▸ **Stated goal**
Among the records that follow, count the lines with the string "beans"; report only that count.

[start Record extracts]

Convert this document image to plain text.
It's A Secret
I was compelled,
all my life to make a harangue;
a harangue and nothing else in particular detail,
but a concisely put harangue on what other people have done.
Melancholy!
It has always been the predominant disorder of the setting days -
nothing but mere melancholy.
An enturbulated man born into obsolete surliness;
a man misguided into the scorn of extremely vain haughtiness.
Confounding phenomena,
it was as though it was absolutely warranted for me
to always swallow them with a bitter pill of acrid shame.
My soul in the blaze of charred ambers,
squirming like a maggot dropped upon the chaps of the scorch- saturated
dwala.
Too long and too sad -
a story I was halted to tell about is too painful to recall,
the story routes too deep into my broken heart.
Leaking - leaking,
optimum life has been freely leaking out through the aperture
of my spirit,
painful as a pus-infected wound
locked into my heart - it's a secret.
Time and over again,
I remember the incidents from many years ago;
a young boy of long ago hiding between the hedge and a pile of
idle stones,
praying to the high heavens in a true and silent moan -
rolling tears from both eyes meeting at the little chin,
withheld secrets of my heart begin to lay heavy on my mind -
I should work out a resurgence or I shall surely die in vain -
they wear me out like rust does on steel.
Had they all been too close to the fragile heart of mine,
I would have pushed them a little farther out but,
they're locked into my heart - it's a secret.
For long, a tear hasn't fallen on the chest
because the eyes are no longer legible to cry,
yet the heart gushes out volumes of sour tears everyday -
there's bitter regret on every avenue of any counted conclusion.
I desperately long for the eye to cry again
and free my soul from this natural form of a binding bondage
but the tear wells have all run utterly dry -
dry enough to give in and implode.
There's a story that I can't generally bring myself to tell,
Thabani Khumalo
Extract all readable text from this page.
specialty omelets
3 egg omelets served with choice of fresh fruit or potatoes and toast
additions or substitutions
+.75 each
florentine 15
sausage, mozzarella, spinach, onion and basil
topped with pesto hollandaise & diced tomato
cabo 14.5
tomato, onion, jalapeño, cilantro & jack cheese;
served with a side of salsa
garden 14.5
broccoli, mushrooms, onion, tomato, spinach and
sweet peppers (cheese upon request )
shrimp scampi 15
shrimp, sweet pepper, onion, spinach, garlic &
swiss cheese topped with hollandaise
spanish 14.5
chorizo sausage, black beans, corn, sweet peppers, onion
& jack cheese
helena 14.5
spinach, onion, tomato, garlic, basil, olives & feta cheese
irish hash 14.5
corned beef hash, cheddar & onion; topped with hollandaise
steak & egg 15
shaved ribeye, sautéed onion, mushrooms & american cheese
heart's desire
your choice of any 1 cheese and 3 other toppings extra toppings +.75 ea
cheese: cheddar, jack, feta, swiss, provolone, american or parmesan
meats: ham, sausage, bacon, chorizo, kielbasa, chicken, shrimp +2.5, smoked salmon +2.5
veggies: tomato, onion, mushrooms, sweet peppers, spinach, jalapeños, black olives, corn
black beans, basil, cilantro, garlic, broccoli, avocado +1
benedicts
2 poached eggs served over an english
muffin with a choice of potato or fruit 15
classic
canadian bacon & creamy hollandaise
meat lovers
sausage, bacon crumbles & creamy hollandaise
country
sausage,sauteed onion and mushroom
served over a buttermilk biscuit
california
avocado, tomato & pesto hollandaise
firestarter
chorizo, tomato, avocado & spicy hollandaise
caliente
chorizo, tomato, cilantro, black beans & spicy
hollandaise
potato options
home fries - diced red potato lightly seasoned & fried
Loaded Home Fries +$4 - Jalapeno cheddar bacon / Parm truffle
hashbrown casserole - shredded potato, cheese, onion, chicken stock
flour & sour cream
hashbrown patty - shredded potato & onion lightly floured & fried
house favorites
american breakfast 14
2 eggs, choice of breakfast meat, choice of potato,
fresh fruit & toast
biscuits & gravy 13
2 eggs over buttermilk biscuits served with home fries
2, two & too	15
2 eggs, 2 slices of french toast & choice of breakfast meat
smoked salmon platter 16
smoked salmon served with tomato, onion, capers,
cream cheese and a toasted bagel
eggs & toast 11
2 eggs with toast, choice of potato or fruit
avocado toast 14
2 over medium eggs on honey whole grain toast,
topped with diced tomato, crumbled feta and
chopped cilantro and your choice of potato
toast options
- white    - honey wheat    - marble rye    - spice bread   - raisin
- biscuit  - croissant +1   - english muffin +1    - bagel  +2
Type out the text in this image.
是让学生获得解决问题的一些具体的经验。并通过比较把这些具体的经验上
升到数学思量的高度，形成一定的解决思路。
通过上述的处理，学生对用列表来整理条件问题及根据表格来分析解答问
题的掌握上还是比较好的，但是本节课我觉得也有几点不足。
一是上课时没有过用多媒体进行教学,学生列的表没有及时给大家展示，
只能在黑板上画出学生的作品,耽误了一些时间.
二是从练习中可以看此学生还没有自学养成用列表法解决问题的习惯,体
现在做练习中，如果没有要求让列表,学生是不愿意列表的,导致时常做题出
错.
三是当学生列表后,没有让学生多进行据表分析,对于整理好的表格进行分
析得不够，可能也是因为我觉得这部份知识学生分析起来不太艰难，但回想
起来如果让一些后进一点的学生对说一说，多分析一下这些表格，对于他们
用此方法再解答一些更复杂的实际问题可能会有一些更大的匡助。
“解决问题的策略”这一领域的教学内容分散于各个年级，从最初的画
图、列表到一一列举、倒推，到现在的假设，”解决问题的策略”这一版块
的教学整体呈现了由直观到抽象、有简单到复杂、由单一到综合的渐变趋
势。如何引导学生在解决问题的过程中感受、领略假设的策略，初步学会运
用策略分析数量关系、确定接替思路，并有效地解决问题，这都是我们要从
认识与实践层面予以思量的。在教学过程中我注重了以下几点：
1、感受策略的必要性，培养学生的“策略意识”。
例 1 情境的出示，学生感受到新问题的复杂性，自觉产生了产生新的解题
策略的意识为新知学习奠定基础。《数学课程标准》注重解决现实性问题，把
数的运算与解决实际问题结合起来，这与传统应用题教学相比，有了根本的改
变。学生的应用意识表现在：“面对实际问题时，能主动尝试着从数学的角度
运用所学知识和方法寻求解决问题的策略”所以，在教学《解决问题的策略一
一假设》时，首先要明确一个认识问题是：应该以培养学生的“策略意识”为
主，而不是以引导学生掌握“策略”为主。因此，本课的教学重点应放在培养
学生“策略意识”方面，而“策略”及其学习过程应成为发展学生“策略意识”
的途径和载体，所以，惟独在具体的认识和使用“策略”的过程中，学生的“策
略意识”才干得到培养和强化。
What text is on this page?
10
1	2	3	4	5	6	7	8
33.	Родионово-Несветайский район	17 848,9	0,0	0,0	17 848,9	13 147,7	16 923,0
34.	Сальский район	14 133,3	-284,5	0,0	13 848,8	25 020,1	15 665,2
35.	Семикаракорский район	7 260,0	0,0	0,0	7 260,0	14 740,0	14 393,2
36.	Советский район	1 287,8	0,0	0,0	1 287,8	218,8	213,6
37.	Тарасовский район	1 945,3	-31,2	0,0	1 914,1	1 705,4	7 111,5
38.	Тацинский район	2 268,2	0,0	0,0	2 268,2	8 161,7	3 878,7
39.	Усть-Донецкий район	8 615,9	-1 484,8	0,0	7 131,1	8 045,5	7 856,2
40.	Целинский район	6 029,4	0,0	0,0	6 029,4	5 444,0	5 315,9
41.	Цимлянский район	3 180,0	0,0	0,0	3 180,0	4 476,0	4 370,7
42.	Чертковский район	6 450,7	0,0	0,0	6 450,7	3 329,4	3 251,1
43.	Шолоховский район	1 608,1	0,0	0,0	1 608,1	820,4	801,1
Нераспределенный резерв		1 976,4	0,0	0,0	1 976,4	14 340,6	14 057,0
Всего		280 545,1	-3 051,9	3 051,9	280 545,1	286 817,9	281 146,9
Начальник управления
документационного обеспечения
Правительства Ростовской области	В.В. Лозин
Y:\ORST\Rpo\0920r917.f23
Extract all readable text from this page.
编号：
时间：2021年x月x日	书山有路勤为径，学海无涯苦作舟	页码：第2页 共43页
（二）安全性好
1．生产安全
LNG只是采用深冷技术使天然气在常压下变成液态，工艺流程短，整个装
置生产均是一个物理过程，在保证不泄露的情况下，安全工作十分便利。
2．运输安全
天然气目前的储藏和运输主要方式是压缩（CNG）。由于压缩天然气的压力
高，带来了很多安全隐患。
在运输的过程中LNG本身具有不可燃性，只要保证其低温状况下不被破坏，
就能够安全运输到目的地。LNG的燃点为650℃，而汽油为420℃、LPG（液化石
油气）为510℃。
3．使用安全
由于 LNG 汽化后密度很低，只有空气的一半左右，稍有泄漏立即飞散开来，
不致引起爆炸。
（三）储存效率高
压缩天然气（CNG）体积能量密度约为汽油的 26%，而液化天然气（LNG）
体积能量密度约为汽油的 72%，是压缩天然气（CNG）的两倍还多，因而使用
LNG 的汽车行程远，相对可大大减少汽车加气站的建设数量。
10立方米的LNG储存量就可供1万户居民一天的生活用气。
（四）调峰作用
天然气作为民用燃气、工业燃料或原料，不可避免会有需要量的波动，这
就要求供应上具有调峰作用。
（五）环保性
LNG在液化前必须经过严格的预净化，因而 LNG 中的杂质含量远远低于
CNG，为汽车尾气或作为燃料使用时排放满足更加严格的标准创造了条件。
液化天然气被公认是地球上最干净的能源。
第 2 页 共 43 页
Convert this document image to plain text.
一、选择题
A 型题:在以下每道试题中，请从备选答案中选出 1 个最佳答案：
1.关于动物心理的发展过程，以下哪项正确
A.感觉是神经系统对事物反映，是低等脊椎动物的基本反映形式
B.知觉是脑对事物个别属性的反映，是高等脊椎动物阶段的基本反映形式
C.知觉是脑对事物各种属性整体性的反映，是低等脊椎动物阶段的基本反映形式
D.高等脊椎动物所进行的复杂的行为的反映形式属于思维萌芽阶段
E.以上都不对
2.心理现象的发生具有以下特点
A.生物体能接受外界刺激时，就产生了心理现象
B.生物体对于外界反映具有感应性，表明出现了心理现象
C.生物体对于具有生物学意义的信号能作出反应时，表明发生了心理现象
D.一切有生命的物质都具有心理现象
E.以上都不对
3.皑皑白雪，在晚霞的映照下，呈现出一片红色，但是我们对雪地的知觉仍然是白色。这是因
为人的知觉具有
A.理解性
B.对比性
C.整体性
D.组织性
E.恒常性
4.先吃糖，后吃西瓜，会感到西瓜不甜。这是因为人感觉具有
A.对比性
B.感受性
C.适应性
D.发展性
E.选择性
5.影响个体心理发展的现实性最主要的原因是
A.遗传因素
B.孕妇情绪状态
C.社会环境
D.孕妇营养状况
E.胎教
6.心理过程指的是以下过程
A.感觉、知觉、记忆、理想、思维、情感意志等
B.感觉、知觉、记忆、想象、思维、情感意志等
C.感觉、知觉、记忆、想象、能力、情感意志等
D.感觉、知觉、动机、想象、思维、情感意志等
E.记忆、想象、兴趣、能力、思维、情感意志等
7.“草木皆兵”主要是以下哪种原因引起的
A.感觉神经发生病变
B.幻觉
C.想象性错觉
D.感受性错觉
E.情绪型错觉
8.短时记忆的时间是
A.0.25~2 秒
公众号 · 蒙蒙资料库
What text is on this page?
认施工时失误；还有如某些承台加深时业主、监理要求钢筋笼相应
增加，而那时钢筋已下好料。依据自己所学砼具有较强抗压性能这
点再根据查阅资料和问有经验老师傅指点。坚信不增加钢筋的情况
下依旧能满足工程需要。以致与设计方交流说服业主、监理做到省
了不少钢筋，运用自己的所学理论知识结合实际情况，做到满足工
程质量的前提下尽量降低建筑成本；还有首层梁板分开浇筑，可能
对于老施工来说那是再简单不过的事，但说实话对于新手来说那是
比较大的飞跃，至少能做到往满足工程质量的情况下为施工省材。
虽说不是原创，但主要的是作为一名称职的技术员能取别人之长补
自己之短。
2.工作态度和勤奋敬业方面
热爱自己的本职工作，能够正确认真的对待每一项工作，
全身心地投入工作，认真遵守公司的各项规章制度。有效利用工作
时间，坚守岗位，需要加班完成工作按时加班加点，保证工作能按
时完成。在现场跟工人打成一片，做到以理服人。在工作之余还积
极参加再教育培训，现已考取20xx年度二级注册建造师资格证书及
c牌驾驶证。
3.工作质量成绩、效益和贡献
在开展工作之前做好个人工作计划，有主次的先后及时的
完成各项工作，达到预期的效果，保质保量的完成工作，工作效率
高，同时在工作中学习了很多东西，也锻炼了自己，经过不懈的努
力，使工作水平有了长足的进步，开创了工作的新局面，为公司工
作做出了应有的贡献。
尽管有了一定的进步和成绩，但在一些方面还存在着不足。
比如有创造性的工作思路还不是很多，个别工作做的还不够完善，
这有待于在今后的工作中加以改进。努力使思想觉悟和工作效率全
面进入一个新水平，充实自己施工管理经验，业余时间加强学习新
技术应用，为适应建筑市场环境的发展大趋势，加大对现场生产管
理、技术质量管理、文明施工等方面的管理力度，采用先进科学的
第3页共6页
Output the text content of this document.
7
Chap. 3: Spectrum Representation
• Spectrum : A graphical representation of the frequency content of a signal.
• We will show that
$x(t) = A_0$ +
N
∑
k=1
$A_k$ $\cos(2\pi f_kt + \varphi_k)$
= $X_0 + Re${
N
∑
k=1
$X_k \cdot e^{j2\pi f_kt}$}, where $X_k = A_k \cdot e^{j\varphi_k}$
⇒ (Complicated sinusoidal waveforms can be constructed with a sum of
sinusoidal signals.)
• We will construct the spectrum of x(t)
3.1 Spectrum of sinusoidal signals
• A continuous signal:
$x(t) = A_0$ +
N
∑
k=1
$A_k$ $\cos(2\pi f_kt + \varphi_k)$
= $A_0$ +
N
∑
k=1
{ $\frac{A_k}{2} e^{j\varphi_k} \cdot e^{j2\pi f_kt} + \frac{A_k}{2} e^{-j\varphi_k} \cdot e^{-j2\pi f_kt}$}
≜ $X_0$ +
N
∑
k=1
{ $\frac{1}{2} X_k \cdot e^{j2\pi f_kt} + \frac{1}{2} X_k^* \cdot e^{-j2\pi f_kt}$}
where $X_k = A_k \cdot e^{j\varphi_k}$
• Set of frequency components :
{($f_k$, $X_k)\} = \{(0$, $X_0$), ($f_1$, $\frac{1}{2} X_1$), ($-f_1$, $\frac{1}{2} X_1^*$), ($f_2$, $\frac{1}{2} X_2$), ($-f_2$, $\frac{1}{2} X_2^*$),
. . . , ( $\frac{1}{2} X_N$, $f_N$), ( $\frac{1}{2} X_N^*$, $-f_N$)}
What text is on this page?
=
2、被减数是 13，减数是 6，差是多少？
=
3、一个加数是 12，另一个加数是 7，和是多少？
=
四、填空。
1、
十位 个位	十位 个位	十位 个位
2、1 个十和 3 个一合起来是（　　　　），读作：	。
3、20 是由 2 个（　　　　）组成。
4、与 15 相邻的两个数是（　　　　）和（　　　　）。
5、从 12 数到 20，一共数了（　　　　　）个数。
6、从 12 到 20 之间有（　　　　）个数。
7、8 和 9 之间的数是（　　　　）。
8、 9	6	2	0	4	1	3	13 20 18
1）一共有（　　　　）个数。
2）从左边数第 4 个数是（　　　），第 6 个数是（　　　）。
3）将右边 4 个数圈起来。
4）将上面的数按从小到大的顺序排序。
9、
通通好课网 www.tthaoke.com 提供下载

[end Record extracts]

▸ **Exercise solution**
3